> _Exercise_
Render every line of the items below as a JSON list of strings with one string per line, skipping any blank lines.
--- Start of Dataset ---
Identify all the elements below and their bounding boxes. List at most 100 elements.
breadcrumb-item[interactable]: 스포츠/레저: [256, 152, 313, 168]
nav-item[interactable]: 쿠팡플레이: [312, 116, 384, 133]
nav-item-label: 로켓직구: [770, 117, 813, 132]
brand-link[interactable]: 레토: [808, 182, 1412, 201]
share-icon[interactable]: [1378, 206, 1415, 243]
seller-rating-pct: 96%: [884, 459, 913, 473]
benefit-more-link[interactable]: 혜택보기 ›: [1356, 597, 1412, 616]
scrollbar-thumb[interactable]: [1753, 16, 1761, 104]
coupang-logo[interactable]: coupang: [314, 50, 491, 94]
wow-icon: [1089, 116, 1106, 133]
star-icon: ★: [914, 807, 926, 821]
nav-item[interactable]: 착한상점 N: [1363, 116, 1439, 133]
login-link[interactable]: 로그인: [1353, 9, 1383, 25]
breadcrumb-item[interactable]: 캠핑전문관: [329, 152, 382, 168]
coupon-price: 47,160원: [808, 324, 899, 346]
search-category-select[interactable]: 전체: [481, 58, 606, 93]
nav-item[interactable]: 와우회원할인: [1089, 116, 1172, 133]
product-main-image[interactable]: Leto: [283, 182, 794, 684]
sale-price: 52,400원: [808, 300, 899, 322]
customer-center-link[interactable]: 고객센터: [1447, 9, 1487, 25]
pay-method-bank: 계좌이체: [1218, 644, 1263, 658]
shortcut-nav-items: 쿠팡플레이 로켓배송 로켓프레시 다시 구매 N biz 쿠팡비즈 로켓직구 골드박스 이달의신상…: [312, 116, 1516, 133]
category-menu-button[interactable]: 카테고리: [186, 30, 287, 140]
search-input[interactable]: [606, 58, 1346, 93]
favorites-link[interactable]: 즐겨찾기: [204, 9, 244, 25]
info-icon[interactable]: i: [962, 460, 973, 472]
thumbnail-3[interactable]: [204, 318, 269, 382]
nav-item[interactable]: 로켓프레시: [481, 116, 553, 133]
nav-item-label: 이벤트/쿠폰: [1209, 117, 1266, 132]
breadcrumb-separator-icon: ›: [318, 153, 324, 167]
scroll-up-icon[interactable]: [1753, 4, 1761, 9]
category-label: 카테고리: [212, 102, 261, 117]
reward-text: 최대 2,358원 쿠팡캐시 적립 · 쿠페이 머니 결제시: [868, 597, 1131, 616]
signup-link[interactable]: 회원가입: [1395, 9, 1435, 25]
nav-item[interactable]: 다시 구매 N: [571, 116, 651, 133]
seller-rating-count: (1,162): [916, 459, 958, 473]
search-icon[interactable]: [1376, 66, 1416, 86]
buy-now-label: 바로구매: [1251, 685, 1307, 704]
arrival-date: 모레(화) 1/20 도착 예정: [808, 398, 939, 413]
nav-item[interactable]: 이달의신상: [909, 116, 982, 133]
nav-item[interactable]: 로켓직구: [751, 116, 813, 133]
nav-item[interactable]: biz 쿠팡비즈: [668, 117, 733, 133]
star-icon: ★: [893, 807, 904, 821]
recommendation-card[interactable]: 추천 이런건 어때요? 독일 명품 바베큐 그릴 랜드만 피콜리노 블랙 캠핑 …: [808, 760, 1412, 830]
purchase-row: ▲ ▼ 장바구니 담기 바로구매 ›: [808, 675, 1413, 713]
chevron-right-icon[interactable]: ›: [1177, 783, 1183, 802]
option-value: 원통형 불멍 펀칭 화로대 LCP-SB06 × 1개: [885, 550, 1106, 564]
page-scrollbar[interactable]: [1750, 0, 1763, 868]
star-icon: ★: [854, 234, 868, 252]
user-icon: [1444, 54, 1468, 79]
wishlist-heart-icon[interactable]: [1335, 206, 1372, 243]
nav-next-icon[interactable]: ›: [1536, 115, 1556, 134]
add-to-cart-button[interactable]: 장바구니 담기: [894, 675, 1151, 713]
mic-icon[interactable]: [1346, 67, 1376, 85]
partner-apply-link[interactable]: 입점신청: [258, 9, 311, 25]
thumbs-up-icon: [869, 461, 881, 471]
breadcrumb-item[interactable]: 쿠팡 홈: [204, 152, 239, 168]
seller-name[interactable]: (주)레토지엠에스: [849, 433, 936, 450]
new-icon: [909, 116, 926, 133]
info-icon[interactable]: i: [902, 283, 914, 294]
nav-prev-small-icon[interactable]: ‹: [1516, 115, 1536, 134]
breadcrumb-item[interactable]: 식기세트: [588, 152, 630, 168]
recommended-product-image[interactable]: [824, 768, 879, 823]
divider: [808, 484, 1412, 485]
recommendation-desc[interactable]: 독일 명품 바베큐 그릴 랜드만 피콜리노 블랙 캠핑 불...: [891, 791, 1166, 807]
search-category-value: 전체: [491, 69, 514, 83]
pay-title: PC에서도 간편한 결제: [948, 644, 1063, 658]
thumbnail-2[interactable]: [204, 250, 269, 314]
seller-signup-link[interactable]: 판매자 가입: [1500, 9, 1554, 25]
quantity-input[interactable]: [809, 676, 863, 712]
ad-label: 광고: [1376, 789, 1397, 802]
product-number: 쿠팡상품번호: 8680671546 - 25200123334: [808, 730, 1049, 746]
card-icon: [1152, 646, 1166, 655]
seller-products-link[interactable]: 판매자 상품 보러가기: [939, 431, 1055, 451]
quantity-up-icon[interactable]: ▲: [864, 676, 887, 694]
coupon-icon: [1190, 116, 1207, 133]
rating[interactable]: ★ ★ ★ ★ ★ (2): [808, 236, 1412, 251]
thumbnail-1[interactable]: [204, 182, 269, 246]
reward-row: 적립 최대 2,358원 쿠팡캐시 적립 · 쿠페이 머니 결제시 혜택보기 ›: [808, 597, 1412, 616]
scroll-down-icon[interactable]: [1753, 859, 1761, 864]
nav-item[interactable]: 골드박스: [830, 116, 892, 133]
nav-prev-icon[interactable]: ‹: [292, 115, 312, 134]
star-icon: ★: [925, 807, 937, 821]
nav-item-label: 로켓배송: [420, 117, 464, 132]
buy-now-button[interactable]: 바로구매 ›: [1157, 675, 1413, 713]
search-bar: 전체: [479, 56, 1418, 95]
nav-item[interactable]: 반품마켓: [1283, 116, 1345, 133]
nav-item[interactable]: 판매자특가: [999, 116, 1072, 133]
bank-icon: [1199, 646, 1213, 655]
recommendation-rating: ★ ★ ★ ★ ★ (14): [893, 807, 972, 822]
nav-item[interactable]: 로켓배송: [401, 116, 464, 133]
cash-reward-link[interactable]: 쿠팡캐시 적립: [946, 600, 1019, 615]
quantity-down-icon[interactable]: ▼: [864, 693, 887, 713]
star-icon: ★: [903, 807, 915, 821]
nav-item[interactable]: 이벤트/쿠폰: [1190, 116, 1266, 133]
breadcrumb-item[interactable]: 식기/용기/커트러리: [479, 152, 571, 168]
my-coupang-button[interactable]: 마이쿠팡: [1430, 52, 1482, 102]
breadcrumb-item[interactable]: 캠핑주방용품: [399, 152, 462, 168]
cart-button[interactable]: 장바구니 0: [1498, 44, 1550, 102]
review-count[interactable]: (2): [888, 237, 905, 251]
--- End of Dataset ---
> _Expected answer_
[
  "Identify all the elements below and their bounding boxes. List at most 100 elements.",
  "breadcrumb-item[interactable]: 스포츠/레저: [256, 152, 313, 168]",
  "nav-item[interactable]: 쿠팡플레이: [312, 116, 384, 133]",
  "nav-item-label: 로켓직구: [770, 117, 813, 132]",
  "brand-link[interactable]: 레토: [808, 182, 1412, 201]",
  "share-icon[interactable]: [1378, 206, 1415, 243]",
  "seller-rating-pct: 96%: [884, 459, 913, 473]",
  "benefit-more-link[interactable]: 혜택보기 ›: [1356, 597, 1412, 616]",
  "scrollbar-thumb[interactable]: [1753, 16, 1761, 104]",
  "coupang-logo[interactable]: coupang: [314, 50, 491, 94]",
  "wow-icon: [1089, 116, 1106, 133]",
  "star-icon: ★: [914, 807, 926, 821]",
  "nav-item[interactable]: 착한상점 N: [1363, 116, 1439, 133]",
  "login-link[interactable]: 로그인: [1353, 9, 1383, 25]",
  "breadcrumb-item[interactable]: 캠핑전문관: [329, 152, 382, 168]",
  "coupon-price: 47,160원: [808, 324, 899, 346]",
  "search-category-select[interactable]: 전체: [481, 58, 606, 93]",
  "nav-item[interactable]: 와우회원할인: [1089, 116, 1172, 133]",
  "product-main-image[interactable]: Leto: [283, 182, 794, 684]",
  "sale-price: 52,400원: [808, 300, 899, 322]",
  "customer-center-link[interactable]: 고객센터: [1447, 9, 1487, 25]",
  "pay-method-bank: 계좌이체: [1218, 644, 1263, 658]",
  "shortcut-nav-items: 쿠팡플레이 로켓배송 로켓프레시 다시 구매 N biz 쿠팡비즈 로켓직구 골드박스 이달의신상…: [312, 116, 1516, 133]",
  "category-menu-button[interactable]: 카테고리: [186, 30, 287, 140]",
  "search-input[interactable]: [606, 58, 1346, 93]",
  "favorites-link[interactable]: 즐겨찾기: [204, 9, 244, 25]",
  "info-icon[interactable]: i: [962, 460, 973, 472]",
  "thumbnail-3[interactable]: [204, 318, 269, 382]",
  "nav-item[interactable]: 로켓프레시: [481, 116, 553, 133]",
  "nav-item-label: 이벤트/쿠폰: [1209, 117, 1266, 132]",
  "breadcrumb-separator-icon: ›: [318, 153, 324, 167]",
  "scroll-up-icon[interactable]: [1753, 4, 1761, 9]",
  "category-label: 카테고리: [212, 102, 261, 117]",
  "reward-text: 최대 2,358원 쿠팡캐시 적립 · 쿠페이 머니 결제시: [868, 597, 1131, 616]",
  "signup-link[interactable]: 회원가입: [1395, 9, 1435, 25]",
  "nav-item[interactable]: 다시 구매 N: [571, 116, 651, 133]",
  "seller-rating-count: (1,162): [916, 459, 958, 473]",
  "search-icon[interactable]: [1376, 66, 1416, 86]",
  "buy-now-label: 바로구매: [1251, 685, 1307, 704]",
  "arrival-date: 모레(화) 1/20 도착 예정: [808, 398, 939, 413]",
  "nav-item[interactable]: 이달의신상: [909, 116, 982, 133]",
  "nav-item[interactable]: 로켓직구: [751, 116, 813, 133]",
  "nav-item[interactable]: biz 쿠팡비즈: [668, 117, 733, 133]",
  "star-icon: ★: [893, 807, 904, 821]",
  "recommendation-card[interactable]: 추천 이런건 어때요? 독일 명품 바베큐 그릴 랜드만 피콜리노 블랙 캠핑 …: [808, 760, 1412, 830]",
  "purchase-row: ▲ ▼ 장바구니 담기 바로구매 ›: [808, 675, 1413, 713]",
  "chevron-right-icon[interactable]: ›: [1177, 783, 1183, 802]",
  "option-value: 원통형 불멍 펀칭 화로대 LCP-SB06 × 1개: [885, 550, 1106, 564]",
  "page-scrollbar[interactable]: [1750, 0, 1763, 868]",
  "star-icon: ★: [854, 234, 868, 252]",
  "user-icon: [1444, 54, 1468, 79]",
  "wishlist-heart-icon[interactable]: [1335, 206, 1372, 243]",
  "nav-next-icon[interactable]: ›: [1536, 115, 1556, 134]",
  "add-to-cart-button[interactable]: 장바구니 담기: [894, 675, 1151, 713]",
  "mic-icon[interactable]: [1346, 67, 1376, 85]",
  "partner-apply-link[interactable]: 입점신청: [258, 9, 311, 25]",
  "thumbs-up-icon: [869, 461, 881, 471]",
  "breadcrumb-item[interactable]: 쿠팡 홈: [204, 152, 239, 168]",
  "seller-name[interactable]: (주)레토지엠에스: [849, 433, 936, 450]",
  "new-icon: [909, 116, 926, 133]",
  "info-icon[interactable]: i: [902, 283, 914, 294]",
  "nav-prev-small-icon[interactable]: ‹: [1516, 115, 1536, 134]",
  "breadcrumb-item[interactable]: 식기세트: [588, 152, 630, 168]",
  "recommended-product-image[interactable]: [824, 768, 879, 823]",
  "divider: [808, 484, 1412, 485]",
  "recommendation-desc[interactable]: 독일 명품 바베큐 그릴 랜드만 피콜리노 블랙 캠핑 불...: [891, 791, 1166, 807]",
  "search-category-value: 전체: [491, 69, 514, 83]",
  "pay-title: PC에서도 간편한 결제: [948, 644, 1063, 658]",
  "thumbnail-2[interactable]: [204, 250, 269, 314]",
  "seller-signup-link[interactable]: 판매자 가입: [1500, 9, 1554, 25]",
  "quantity-input[interactable]: [809, 676, 863, 712]",
  "ad-label: 광고: [1376, 789, 1397, 802]",
  "product-number: 쿠팡상품번호: 8680671546 - 25200123334: [808, 730, 1049, 746]",
  "card-icon: [1152, 646, 1166, 655]",
  "seller-products-link[interactable]: 판매자 상품 보러가기: [939, 431, 1055, 451]",
  "quantity-up-icon[interactable]: ▲: [864, 676, 887, 694]",
  "coupon-icon: [1190, 116, 1207, 133]",
  "rating[interactable]: ★ ★ ★ ★ ★ (2): [808, 236, 1412, 251]",
  "thumbnail-1[interactable]: [204, 182, 269, 246]",
  "reward-row: 적립 최대 2,358원 쿠팡캐시 적립 · 쿠페이 머니 결제시 혜택보기 ›: [808, 597, 1412, 616]",
  "scroll-down-icon[interactable]: [1753, 859, 1761, 864]",
  "nav-item[interactable]: 골드박스: [830, 116, 892, 133]",
  "nav-prev-icon[interactable]: ‹: [292, 115, 312, 134]",
  "star-icon: ★: [925, 807, 937, 821]",
  "nav-item-label: 로켓배송: [420, 117, 464, 132]",
  "buy-now-button[interactable]: 바로구매 ›: [1157, 675, 1413, 713]",
  "search-bar: 전체: [479, 56, 1418, 95]",
  "nav-item[interactable]: 반품마켓: [1283, 116, 1345, 133]",
  "nav-item[interactable]: 판매자특가: [999, 116, 1072, 133]",
  "bank-icon: [1199, 646, 1213, 655]",
  "recommendation-rating: ★ ★ ★ ★ ★ (14): [893, 807, 972, 822]",
  "nav-item[interactable]: 로켓배송: [401, 116, 464, 133]",
  "cash-reward-link[interactable]: 쿠팡캐시 적립: [946, 600, 1019, 615]",
  "quantity-down-icon[interactable]: ▼: [864, 693, 887, 713]",
  "star-icon: ★: [903, 807, 915, 821]",
  "nav-item[interactable]: 이벤트/쿠폰: [1190, 116, 1266, 133]",
  "breadcrumb-item[interactable]: 식기/용기/커트러리: [479, 152, 571, 168]",
  "my-coupang-button[interactable]: 마이쿠팡: [1430, 52, 1482, 102]",
  "breadcrumb-item[interactable]: 캠핑주방용품: [399, 152, 462, 168]",
  "cart-button[interactable]: 장바구니 0: [1498, 44, 1550, 102]",
  "review-count[interactable]: (2): [888, 237, 905, 251]"
]